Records
+--

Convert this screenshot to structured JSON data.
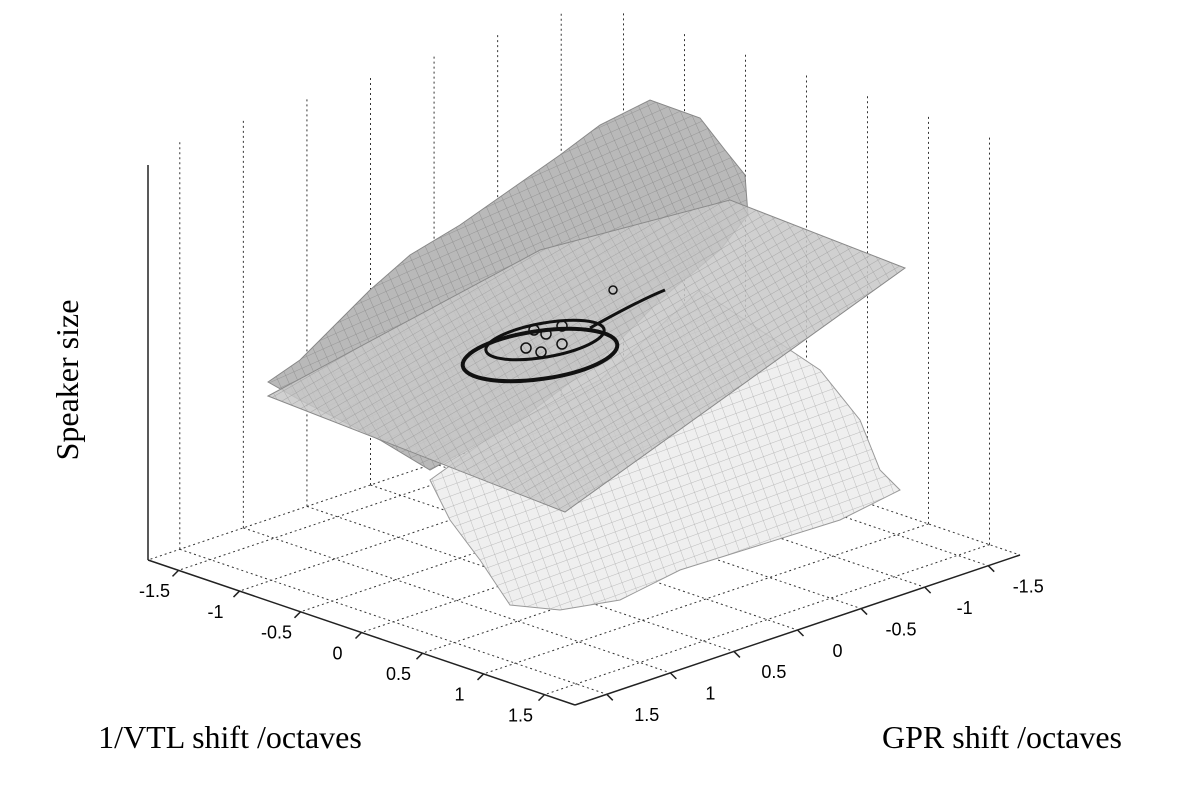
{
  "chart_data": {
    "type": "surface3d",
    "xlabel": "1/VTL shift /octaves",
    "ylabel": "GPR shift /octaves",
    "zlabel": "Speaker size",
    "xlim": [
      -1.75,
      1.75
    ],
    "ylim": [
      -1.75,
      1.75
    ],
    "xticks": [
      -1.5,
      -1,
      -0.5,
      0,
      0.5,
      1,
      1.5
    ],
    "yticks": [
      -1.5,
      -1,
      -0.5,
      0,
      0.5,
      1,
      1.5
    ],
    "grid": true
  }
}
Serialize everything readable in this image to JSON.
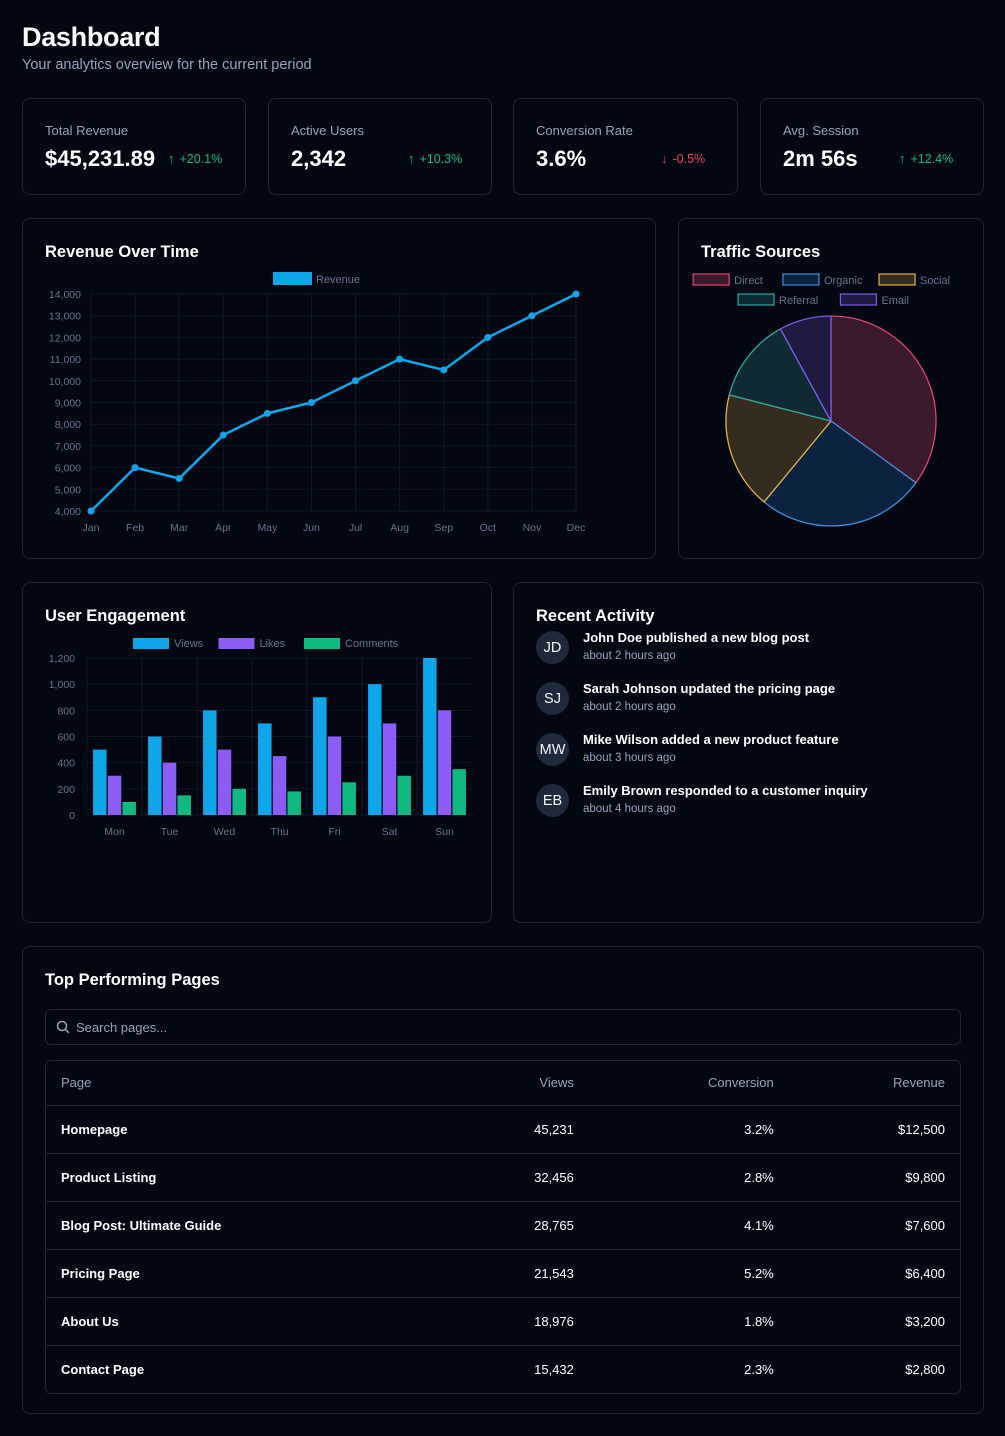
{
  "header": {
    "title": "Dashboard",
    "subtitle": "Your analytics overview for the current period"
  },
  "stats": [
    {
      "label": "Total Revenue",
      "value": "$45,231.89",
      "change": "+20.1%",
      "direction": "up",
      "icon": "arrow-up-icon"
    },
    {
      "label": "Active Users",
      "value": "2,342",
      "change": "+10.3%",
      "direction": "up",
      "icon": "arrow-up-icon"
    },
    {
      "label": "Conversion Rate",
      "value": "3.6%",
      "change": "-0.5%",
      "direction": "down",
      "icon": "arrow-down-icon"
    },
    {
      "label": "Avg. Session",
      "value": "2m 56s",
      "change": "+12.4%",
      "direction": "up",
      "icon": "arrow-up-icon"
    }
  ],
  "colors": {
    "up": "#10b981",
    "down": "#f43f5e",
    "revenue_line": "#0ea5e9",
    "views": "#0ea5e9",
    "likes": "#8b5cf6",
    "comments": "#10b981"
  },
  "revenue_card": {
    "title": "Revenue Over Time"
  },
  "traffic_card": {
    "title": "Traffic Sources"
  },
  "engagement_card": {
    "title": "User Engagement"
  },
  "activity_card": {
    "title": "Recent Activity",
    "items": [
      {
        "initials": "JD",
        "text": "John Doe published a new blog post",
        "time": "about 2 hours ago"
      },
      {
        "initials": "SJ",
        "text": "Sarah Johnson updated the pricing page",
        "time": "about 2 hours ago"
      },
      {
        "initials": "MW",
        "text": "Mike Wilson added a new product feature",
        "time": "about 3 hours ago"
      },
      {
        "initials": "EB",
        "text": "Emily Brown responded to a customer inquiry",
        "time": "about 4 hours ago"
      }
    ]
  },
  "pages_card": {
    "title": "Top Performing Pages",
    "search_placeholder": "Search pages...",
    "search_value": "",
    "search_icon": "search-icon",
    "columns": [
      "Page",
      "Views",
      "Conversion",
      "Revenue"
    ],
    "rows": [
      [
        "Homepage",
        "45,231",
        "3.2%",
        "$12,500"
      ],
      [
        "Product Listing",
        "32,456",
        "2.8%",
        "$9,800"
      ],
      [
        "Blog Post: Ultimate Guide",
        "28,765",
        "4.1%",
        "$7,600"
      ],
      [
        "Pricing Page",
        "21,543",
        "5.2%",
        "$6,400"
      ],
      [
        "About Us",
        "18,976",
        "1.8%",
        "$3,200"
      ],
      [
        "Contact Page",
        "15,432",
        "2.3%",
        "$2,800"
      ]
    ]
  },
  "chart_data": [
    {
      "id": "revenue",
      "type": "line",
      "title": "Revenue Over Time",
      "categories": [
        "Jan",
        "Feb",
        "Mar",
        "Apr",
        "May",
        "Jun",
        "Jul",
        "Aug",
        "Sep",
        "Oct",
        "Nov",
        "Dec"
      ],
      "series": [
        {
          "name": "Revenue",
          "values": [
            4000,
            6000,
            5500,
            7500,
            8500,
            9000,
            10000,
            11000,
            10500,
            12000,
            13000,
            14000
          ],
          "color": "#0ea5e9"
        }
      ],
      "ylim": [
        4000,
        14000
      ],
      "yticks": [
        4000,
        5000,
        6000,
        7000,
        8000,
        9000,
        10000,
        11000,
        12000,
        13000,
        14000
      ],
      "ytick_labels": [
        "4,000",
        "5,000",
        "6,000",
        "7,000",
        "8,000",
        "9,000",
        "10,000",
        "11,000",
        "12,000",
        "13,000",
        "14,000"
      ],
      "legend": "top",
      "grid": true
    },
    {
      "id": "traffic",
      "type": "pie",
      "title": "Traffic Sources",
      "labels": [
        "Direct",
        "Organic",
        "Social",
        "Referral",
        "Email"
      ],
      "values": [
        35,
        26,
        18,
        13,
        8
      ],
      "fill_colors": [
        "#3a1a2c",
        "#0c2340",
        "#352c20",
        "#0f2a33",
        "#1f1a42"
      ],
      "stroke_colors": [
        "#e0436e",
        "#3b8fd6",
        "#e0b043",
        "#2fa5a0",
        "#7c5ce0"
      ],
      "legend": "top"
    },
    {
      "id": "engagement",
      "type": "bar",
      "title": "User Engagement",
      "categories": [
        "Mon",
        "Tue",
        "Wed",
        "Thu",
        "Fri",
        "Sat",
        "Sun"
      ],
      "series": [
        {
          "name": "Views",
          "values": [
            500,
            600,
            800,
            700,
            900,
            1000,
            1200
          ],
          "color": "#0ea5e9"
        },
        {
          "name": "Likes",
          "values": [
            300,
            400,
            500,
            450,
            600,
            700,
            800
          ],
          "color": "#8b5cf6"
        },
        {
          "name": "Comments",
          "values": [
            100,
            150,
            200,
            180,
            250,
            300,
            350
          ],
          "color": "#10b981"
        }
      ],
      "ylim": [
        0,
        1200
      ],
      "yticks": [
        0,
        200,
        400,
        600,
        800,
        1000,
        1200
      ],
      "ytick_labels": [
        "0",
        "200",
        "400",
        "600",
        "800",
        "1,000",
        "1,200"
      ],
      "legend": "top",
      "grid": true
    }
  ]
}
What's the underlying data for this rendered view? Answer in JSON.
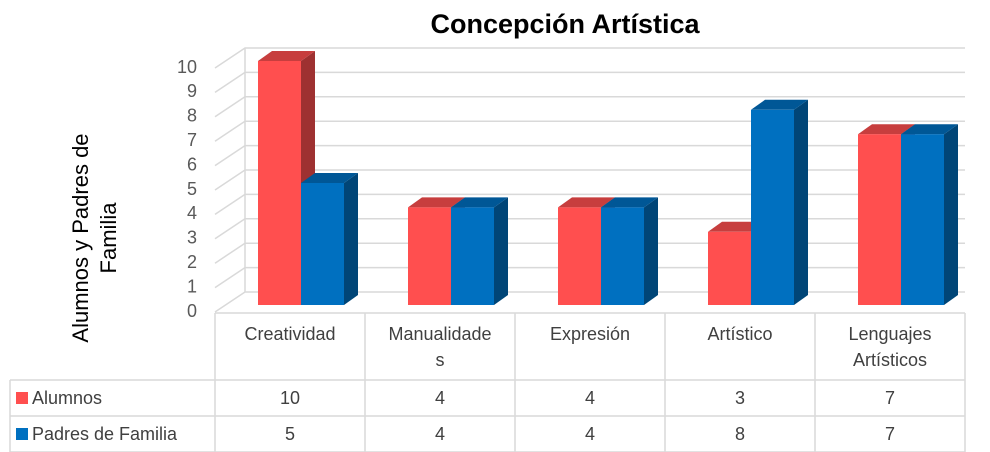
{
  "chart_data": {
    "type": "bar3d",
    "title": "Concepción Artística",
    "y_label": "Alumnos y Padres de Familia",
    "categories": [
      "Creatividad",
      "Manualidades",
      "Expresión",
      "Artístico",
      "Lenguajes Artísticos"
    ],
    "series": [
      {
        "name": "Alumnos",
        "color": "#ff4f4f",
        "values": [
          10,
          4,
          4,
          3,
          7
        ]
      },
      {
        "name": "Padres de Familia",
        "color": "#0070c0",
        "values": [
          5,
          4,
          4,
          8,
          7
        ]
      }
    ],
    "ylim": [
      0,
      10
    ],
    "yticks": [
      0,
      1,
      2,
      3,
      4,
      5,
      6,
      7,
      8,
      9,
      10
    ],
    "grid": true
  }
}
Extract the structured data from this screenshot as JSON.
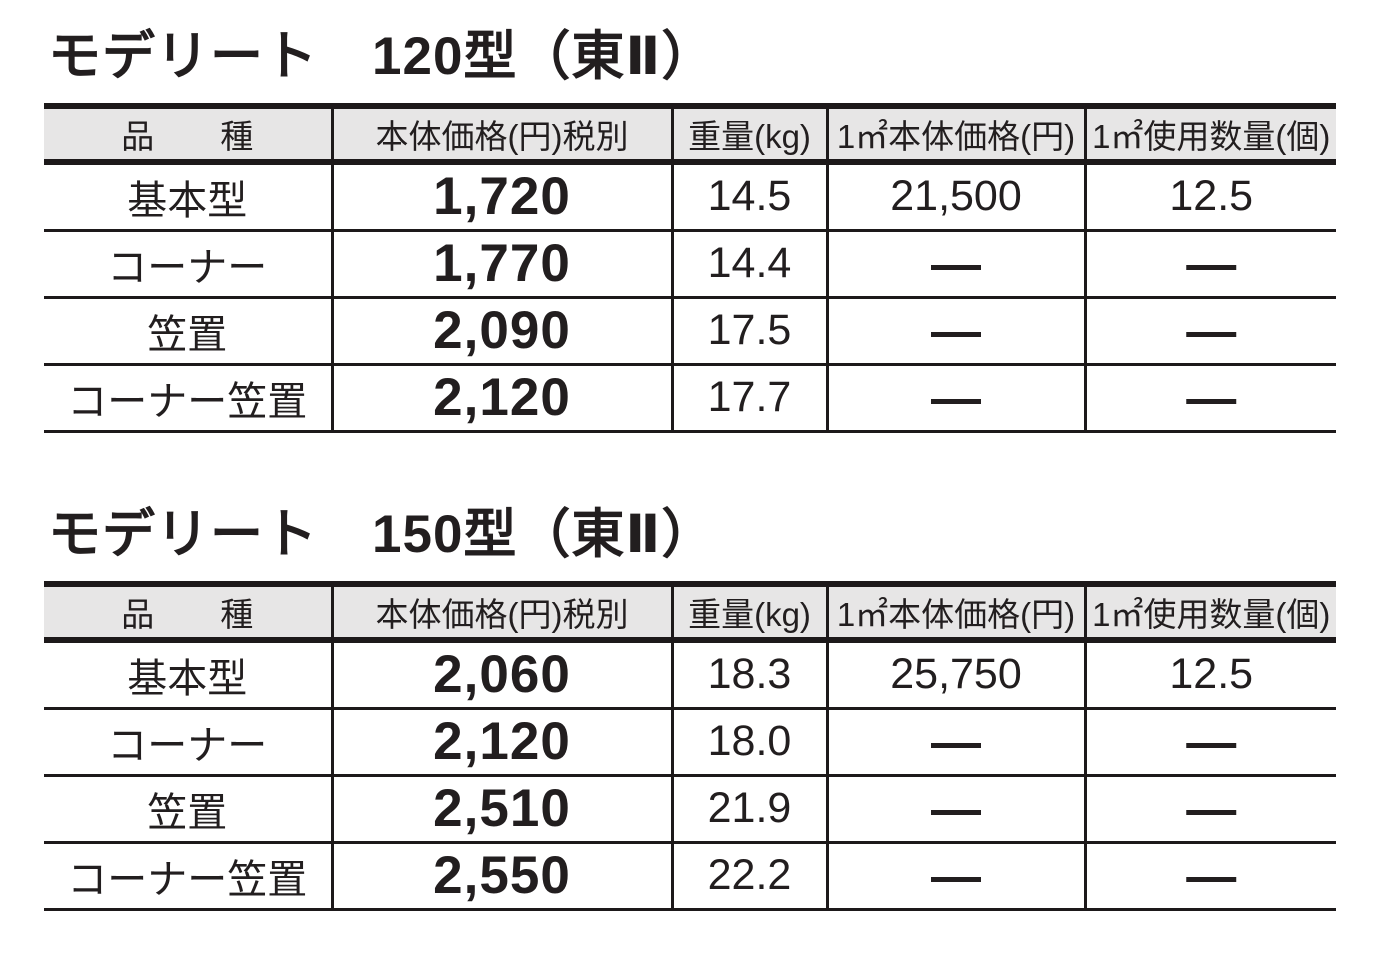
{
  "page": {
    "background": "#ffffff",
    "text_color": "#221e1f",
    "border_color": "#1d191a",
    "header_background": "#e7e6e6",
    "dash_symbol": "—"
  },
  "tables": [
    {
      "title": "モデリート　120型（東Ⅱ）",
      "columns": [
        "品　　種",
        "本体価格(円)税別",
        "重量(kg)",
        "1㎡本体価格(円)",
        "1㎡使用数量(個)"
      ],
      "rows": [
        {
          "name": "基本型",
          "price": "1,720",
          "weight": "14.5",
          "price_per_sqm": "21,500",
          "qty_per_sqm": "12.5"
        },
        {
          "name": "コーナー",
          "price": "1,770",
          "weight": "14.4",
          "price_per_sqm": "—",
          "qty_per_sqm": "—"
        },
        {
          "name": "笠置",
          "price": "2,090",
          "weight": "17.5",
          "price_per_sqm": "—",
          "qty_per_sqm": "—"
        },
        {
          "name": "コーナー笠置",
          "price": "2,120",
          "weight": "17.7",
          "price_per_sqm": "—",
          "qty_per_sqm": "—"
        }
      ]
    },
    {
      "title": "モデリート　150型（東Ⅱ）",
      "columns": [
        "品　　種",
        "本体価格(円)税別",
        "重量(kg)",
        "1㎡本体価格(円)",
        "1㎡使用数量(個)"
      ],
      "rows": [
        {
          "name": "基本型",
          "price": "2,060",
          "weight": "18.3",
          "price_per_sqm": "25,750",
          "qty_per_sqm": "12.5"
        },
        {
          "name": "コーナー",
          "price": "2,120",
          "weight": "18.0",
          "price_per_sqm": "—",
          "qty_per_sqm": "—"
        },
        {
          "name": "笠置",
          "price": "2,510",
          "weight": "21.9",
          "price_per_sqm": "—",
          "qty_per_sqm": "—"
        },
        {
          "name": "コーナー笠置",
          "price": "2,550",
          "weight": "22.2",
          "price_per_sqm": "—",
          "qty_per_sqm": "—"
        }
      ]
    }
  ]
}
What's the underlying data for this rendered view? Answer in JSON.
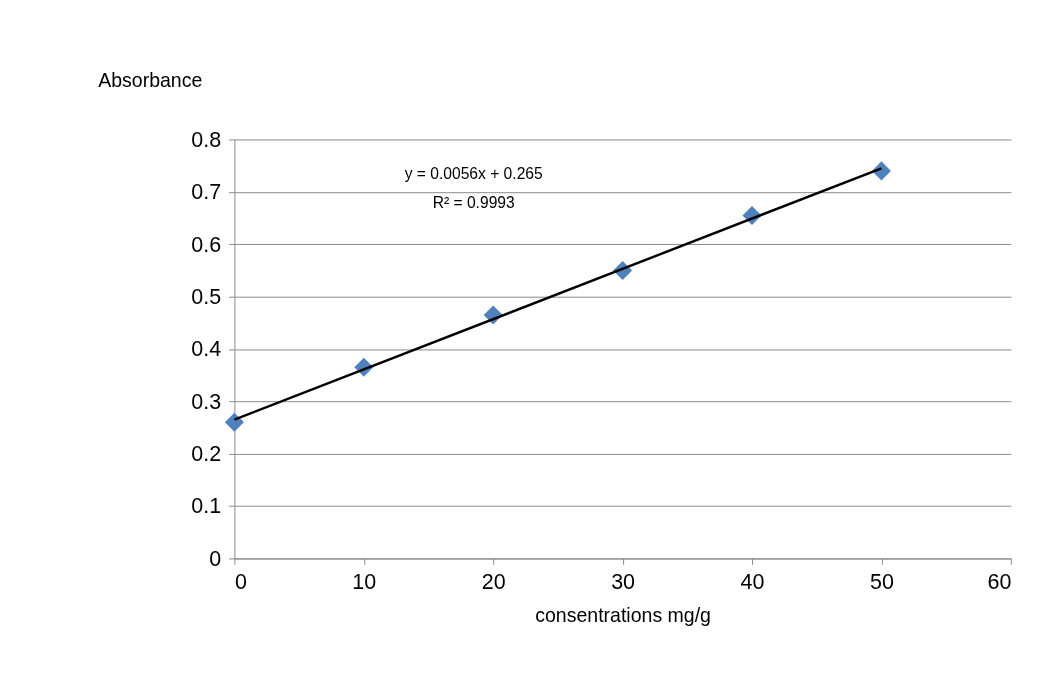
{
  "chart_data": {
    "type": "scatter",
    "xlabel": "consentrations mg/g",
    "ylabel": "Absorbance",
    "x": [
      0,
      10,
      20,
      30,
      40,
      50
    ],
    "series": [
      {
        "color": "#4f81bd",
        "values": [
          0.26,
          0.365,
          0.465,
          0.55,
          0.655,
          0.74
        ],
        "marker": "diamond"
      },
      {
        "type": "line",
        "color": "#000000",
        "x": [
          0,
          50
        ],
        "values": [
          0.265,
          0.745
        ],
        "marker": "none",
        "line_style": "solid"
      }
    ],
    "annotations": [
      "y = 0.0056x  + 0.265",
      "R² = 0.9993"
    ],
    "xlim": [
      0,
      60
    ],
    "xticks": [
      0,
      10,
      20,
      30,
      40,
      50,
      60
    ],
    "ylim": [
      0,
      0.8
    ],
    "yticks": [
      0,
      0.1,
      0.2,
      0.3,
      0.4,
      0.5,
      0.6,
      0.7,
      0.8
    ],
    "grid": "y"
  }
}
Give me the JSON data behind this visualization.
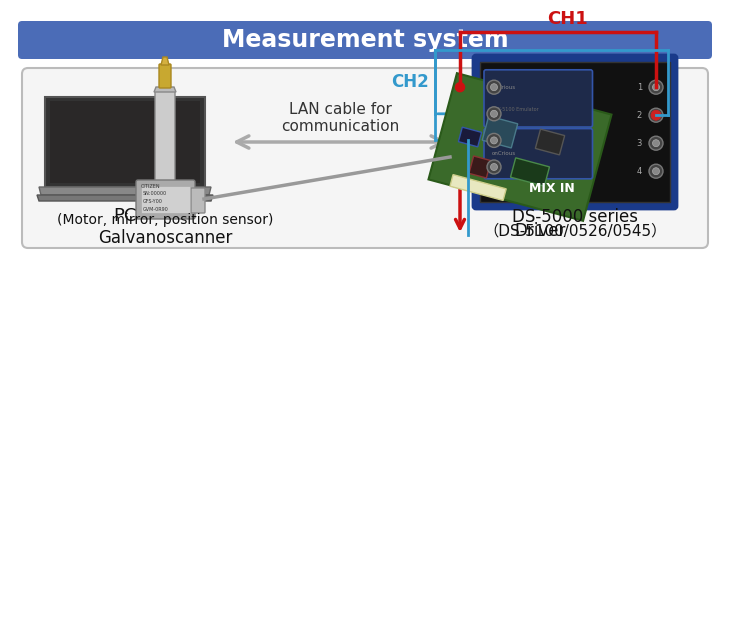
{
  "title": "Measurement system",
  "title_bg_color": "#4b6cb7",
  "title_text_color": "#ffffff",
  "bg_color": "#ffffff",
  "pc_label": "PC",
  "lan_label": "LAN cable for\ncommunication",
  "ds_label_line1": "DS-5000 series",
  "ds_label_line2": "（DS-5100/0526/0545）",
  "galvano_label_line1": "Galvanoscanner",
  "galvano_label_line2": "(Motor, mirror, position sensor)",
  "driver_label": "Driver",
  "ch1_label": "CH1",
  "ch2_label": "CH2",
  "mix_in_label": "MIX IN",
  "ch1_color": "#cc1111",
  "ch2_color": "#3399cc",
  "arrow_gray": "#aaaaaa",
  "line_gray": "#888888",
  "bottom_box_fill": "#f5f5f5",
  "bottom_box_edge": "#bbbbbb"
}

+--

Task directions
Set down, unchanged, only the lines running from the line with "Give me the" to the last line, including both. Pictures stay out of the copy.

Answer for this exercise
Give me the JSON data behind this visualization.
{
  "title": "Measurement system",
  "title_bg_color": "#4b6cb7",
  "title_text_color": "#ffffff",
  "bg_color": "#ffffff",
  "pc_label": "PC",
  "lan_label": "LAN cable for\ncommunication",
  "ds_label_line1": "DS-5000 series",
  "ds_label_line2": "（DS-5100/0526/0545）",
  "galvano_label_line1": "Galvanoscanner",
  "galvano_label_line2": "(Motor, mirror, position sensor)",
  "driver_label": "Driver",
  "ch1_label": "CH1",
  "ch2_label": "CH2",
  "mix_in_label": "MIX IN",
  "ch1_color": "#cc1111",
  "ch2_color": "#3399cc",
  "arrow_gray": "#aaaaaa",
  "line_gray": "#888888",
  "bottom_box_fill": "#f5f5f5",
  "bottom_box_edge": "#bbbbbb"
}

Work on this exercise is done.